— Begin —
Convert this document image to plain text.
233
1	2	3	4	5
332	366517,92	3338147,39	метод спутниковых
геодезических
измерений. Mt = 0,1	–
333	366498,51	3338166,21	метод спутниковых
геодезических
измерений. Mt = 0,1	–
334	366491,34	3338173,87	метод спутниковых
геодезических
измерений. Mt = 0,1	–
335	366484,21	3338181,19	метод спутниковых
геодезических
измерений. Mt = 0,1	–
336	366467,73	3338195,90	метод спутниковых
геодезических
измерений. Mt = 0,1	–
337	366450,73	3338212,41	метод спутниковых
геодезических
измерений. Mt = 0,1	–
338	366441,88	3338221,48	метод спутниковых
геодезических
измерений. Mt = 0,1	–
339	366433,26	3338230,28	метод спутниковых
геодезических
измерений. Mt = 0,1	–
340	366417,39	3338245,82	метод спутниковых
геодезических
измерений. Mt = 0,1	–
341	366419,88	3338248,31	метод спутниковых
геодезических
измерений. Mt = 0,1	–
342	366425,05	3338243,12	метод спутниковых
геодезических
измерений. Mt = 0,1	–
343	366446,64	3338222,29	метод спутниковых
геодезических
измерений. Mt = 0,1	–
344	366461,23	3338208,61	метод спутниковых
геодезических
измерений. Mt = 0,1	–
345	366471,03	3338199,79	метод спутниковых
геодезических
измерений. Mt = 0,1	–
— End —
== Goal ==
Would you write down every record again, exactly?

== Correct output ==
Convert this document image to plain text.
233
1	2	3	4	5
332	366517,92	3338147,39	метод спутниковых
геодезических
измерений. Mt = 0,1	–
333	366498,51	3338166,21	метод спутниковых
геодезических
измерений. Mt = 0,1	–
334	366491,34	3338173,87	метод спутниковых
геодезических
измерений. Mt = 0,1	–
335	366484,21	3338181,19	метод спутниковых
геодезических
измерений. Mt = 0,1	–
336	366467,73	3338195,90	метод спутниковых
геодезических
измерений. Mt = 0,1	–
337	366450,73	3338212,41	метод спутниковых
геодезических
измерений. Mt = 0,1	–
338	366441,88	3338221,48	метод спутниковых
геодезических
измерений. Mt = 0,1	–
339	366433,26	3338230,28	метод спутниковых
геодезических
измерений. Mt = 0,1	–
340	366417,39	3338245,82	метод спутниковых
геодезических
измерений. Mt = 0,1	–
341	366419,88	3338248,31	метод спутниковых
геодезических
измерений. Mt = 0,1	–
342	366425,05	3338243,12	метод спутниковых
геодезических
измерений. Mt = 0,1	–
343	366446,64	3338222,29	метод спутниковых
геодезических
измерений. Mt = 0,1	–
344	366461,23	3338208,61	метод спутниковых
геодезических
измерений. Mt = 0,1	–
345	366471,03	3338199,79	метод спутниковых
геодезических
измерений. Mt = 0,1	–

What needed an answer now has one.